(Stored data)
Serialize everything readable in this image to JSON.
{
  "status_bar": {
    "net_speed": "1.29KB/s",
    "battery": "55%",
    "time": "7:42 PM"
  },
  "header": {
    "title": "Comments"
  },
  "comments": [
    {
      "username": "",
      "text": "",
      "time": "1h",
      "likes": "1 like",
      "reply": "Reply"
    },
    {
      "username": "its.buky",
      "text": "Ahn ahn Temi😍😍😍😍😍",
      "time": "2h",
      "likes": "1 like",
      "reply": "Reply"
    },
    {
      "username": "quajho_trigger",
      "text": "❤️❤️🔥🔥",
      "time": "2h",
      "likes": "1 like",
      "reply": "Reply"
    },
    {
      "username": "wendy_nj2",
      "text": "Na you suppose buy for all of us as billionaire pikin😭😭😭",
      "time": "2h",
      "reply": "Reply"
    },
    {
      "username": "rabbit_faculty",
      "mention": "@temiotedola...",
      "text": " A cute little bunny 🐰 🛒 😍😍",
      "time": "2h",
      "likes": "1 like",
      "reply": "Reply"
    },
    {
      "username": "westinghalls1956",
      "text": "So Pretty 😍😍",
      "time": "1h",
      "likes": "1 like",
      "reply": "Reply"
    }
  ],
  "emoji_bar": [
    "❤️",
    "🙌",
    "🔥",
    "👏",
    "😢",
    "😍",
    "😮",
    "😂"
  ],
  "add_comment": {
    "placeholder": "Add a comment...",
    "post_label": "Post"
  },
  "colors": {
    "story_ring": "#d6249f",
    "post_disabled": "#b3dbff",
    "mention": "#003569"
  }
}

## Goal
Please output the complete data exactly.

## Correct response
Serialize everything readable in this image to JSON.
{
  "status_bar": {
    "net_speed": "1.29KB/s",
    "battery": "55%",
    "time": "7:42 PM"
  },
  "header": {
    "title": "Comments"
  },
  "comments": [
    {
      "username": "",
      "text": "",
      "time": "1h",
      "likes": "1 like",
      "reply": "Reply"
    },
    {
      "username": "its.buky",
      "text": "Ahn ahn Temi😍😍😍😍😍",
      "time": "2h",
      "likes": "1 like",
      "reply": "Reply"
    },
    {
      "username": "quajho_trigger",
      "text": "❤️❤️🔥🔥",
      "time": "2h",
      "likes": "1 like",
      "reply": "Reply"
    },
    {
      "username": "wendy_nj2",
      "text": "Na you suppose buy for all of us as billionaire pikin😭😭😭",
      "time": "2h",
      "reply": "Reply"
    },
    {
      "username": "rabbit_faculty",
      "mention": "@temiotedola...",
      "text": " A cute little bunny 🐰 🛒 😍😍",
      "time": "2h",
      "likes": "1 like",
      "reply": "Reply"
    },
    {
      "username": "westinghalls1956",
      "text": "So Pretty 😍😍",
      "time": "1h",
      "likes": "1 like",
      "reply": "Reply"
    }
  ],
  "emoji_bar": [
    "❤️",
    "🙌",
    "🔥",
    "👏",
    "😢",
    "😍",
    "😮",
    "😂"
  ],
  "add_comment": {
    "placeholder": "Add a comment...",
    "post_label": "Post"
  },
  "colors": {
    "story_ring": "#d6249f",
    "post_disabled": "#b3dbff",
    "mention": "#003569"
  }
}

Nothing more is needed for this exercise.